Part of a data file:
__________
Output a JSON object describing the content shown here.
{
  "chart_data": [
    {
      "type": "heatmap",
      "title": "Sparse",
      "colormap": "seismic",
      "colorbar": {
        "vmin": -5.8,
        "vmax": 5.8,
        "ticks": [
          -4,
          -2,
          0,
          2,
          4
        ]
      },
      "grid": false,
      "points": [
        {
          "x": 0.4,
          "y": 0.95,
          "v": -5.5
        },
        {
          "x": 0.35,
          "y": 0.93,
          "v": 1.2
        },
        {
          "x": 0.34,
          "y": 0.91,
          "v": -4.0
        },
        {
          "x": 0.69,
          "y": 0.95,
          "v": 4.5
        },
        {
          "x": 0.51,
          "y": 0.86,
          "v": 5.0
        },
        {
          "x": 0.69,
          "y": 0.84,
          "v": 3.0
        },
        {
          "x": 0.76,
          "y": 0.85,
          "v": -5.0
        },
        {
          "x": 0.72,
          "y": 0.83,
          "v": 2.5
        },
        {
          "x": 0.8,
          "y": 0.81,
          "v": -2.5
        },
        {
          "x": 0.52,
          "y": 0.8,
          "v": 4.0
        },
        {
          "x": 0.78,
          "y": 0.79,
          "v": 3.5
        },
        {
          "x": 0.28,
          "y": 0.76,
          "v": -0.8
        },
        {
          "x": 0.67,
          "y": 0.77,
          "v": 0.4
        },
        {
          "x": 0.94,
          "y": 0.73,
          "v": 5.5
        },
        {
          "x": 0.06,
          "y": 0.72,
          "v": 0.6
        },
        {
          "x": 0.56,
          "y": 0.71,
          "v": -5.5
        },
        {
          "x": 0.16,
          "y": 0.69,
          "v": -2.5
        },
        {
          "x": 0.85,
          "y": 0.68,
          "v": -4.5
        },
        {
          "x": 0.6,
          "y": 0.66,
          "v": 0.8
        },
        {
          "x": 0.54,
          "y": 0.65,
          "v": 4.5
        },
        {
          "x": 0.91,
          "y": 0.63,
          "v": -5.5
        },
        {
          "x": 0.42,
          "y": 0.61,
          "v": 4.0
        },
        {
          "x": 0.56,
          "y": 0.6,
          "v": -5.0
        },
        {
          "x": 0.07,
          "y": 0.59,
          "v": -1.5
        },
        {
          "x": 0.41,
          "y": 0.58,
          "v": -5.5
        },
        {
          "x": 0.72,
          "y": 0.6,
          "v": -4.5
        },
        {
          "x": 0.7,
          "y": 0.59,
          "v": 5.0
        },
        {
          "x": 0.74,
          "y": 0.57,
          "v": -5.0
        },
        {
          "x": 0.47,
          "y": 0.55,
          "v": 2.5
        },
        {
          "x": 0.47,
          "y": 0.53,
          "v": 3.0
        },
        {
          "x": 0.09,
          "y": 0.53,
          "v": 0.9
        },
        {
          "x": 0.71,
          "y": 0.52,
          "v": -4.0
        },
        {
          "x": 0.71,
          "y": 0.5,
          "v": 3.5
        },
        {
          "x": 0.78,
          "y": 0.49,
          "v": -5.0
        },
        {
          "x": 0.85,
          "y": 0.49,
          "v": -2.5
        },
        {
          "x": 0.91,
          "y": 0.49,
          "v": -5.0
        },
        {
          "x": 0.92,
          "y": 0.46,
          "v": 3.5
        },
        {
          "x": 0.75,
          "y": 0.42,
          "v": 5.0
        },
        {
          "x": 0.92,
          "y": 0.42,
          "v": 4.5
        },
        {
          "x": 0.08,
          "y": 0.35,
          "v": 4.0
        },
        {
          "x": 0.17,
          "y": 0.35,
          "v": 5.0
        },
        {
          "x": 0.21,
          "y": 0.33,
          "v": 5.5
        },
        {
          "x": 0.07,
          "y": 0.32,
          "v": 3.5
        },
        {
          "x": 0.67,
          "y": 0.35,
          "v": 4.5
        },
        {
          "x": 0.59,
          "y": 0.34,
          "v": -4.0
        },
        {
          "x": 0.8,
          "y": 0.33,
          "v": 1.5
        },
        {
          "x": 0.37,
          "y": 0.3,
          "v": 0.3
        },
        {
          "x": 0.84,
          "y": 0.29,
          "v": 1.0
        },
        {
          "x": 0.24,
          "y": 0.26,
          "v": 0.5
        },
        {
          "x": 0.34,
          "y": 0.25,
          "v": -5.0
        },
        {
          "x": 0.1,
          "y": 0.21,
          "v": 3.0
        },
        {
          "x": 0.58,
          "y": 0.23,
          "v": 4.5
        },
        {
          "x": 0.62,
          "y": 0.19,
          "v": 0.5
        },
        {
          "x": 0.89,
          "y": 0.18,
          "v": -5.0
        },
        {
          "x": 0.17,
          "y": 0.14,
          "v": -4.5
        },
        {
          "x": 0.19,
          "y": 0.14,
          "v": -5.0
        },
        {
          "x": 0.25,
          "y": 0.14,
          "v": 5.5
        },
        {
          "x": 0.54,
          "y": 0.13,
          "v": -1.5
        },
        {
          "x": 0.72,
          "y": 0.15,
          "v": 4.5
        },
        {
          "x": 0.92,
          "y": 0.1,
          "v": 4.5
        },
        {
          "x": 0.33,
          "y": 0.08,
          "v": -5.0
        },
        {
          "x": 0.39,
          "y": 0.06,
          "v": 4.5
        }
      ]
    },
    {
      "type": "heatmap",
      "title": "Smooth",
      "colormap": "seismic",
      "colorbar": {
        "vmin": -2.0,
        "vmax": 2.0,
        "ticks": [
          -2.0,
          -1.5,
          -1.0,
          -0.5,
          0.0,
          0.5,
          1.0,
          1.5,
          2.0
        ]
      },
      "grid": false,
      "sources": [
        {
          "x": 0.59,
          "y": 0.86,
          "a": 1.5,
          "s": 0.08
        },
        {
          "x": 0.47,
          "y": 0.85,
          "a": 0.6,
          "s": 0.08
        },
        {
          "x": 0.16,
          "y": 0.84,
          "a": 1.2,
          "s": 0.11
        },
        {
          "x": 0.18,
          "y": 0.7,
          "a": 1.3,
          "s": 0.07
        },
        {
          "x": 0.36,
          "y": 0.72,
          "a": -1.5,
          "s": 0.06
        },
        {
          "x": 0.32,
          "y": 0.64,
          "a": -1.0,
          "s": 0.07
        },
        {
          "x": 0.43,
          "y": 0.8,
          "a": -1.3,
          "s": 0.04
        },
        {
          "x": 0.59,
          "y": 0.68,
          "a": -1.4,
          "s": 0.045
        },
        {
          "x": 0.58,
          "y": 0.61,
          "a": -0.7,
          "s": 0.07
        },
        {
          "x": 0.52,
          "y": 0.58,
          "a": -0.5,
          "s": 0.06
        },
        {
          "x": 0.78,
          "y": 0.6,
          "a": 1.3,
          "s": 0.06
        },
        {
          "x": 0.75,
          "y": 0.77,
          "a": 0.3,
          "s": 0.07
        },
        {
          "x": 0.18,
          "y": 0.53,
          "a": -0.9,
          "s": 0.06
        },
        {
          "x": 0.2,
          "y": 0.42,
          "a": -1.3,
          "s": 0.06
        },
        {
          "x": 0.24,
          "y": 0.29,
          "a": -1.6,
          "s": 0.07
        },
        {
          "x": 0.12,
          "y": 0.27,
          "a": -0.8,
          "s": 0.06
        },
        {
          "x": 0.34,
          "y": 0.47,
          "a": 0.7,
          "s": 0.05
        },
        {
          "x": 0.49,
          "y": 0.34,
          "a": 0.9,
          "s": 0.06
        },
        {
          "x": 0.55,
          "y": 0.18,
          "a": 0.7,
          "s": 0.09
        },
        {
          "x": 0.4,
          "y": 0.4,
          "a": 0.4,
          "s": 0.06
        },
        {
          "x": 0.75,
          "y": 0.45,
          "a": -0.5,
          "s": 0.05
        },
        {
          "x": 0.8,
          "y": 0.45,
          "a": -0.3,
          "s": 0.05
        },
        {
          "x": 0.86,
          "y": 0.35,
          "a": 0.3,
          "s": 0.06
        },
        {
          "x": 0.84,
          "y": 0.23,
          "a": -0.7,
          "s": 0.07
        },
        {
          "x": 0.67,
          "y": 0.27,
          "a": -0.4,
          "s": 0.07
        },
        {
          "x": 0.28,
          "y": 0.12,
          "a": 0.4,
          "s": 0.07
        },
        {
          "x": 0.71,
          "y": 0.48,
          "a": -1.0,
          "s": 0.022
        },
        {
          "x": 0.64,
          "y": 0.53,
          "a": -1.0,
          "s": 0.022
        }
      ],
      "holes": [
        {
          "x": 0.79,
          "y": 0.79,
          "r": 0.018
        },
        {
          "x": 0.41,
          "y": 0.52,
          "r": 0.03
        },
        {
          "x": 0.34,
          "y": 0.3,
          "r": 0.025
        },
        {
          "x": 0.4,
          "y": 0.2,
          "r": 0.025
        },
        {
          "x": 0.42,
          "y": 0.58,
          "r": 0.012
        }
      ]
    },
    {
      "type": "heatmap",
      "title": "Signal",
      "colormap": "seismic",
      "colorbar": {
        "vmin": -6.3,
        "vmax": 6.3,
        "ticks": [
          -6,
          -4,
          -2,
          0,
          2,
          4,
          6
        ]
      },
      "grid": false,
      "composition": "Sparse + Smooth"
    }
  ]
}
__________
Task to carry out: Tally the lines in the records above that contain the word "title", and give only that number.

Answer for the task: 3